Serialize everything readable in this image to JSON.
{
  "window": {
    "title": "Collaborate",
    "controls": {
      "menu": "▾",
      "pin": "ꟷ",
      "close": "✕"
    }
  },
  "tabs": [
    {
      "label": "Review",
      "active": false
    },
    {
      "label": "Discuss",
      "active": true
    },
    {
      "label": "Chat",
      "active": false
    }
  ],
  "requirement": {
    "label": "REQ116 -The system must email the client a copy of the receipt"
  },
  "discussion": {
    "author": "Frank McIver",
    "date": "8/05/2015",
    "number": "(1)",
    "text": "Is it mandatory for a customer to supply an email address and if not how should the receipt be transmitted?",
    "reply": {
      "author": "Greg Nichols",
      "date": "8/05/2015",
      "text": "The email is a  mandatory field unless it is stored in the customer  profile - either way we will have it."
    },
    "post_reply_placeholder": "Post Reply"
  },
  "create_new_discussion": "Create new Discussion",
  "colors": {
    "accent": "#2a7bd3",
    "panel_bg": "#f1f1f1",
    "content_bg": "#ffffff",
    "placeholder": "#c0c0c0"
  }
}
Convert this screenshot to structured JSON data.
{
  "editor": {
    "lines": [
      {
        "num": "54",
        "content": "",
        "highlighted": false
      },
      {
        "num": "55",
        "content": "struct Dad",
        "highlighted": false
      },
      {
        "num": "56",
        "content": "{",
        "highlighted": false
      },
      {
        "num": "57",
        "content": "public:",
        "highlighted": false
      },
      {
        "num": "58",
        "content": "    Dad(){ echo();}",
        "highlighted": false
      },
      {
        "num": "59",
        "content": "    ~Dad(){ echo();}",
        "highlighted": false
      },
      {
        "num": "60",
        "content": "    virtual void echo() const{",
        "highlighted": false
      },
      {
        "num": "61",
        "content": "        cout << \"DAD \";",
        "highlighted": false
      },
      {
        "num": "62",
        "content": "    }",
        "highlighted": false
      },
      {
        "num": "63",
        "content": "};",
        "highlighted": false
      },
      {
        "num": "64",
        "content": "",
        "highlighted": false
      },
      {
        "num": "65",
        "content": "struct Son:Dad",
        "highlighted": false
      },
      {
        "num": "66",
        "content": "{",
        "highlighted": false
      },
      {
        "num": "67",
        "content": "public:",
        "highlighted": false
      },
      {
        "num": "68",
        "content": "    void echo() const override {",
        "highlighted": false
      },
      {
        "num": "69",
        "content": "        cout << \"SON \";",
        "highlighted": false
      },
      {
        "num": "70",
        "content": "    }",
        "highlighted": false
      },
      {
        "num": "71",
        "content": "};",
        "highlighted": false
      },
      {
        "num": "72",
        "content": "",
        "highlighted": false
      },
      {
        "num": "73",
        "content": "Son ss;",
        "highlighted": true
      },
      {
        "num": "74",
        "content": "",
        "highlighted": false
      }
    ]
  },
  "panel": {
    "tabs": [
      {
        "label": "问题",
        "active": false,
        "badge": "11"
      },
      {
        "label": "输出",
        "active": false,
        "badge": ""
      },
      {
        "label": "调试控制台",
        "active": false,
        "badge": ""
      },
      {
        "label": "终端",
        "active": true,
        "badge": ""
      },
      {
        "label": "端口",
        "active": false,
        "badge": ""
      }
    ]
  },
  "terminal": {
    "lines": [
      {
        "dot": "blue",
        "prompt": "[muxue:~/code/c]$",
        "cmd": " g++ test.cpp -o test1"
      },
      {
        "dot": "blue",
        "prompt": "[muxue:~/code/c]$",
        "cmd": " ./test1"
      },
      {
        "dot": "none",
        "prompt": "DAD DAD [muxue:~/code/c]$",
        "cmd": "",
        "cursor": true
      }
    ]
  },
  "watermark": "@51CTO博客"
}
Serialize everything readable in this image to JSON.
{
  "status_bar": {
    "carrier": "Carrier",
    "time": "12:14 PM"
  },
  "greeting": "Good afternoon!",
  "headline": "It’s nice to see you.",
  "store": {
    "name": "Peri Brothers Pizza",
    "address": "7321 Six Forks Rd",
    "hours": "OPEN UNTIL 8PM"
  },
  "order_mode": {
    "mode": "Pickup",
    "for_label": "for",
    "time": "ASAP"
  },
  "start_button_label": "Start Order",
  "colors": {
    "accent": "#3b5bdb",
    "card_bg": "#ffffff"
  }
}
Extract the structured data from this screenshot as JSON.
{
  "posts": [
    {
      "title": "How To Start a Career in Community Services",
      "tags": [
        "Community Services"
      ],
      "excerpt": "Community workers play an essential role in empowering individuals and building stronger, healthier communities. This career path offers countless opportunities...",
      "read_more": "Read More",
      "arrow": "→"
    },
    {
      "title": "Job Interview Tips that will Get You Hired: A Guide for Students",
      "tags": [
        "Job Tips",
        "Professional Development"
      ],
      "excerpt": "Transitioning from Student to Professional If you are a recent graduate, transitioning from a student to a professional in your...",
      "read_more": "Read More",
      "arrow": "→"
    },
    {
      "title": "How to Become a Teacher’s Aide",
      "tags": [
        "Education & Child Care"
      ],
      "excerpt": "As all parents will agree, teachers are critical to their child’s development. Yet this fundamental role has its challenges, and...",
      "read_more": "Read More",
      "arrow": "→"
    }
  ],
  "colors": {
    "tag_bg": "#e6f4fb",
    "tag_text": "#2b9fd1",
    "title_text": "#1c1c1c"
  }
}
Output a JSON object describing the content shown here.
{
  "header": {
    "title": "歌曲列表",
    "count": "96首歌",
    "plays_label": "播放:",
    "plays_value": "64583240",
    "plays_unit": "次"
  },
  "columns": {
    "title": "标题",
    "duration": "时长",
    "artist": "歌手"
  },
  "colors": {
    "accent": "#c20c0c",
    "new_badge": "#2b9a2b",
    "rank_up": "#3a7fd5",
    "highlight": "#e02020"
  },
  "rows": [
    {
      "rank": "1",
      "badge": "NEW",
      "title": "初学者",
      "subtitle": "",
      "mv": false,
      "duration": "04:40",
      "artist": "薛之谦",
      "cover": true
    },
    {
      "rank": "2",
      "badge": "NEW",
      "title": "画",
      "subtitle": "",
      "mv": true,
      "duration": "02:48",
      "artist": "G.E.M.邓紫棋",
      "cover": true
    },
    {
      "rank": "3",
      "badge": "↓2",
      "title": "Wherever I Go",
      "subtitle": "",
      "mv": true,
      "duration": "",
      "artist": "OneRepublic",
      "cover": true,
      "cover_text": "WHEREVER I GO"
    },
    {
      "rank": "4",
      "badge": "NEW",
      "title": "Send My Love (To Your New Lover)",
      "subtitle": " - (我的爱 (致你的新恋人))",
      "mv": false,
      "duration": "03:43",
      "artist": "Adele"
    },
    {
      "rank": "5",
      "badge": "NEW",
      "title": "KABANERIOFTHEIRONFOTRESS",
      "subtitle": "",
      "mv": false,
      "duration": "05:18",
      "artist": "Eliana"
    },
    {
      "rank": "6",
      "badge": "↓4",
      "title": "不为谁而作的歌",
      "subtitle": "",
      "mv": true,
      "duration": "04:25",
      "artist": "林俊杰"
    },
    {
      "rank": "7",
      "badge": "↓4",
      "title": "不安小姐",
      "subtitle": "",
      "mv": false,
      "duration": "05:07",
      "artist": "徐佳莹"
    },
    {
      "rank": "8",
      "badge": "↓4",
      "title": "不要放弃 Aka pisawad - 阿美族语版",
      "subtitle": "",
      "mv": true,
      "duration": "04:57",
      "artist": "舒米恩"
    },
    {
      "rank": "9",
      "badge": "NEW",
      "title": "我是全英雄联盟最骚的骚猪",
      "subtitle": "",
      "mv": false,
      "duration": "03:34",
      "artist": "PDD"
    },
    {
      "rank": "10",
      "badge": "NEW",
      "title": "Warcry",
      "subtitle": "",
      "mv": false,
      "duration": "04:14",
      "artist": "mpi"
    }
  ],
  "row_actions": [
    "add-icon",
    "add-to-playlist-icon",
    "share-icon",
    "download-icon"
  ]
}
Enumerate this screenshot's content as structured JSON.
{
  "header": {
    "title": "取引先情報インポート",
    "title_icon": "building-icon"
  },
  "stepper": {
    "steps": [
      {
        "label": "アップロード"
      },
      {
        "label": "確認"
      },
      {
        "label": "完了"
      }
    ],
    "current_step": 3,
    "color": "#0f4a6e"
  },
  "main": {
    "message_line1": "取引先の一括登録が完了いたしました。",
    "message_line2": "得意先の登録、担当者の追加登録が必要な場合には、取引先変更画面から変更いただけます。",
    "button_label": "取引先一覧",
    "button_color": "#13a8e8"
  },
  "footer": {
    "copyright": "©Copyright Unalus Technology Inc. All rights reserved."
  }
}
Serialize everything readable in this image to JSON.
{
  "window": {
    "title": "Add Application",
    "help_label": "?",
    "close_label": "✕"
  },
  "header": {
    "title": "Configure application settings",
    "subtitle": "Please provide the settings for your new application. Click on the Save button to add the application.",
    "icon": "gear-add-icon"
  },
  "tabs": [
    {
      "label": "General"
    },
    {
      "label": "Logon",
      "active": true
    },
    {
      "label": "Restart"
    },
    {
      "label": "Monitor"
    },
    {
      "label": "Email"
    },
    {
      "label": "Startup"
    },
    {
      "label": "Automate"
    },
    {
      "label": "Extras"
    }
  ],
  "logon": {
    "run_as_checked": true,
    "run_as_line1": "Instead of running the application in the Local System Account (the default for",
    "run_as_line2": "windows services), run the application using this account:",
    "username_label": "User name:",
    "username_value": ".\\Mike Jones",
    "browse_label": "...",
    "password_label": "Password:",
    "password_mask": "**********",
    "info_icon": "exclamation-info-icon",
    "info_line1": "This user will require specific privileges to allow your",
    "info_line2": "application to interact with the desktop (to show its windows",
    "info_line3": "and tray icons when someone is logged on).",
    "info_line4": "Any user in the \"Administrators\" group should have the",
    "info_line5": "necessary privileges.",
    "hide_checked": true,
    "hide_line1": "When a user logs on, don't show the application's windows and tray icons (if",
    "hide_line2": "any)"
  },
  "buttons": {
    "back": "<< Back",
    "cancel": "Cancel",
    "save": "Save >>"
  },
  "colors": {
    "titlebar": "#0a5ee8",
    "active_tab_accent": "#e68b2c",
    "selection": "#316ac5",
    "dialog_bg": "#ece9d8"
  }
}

################

_Written problem_:
Give the number of lines in the records above that contain the word "echo". Reply with that number alone.

_Written response_:
4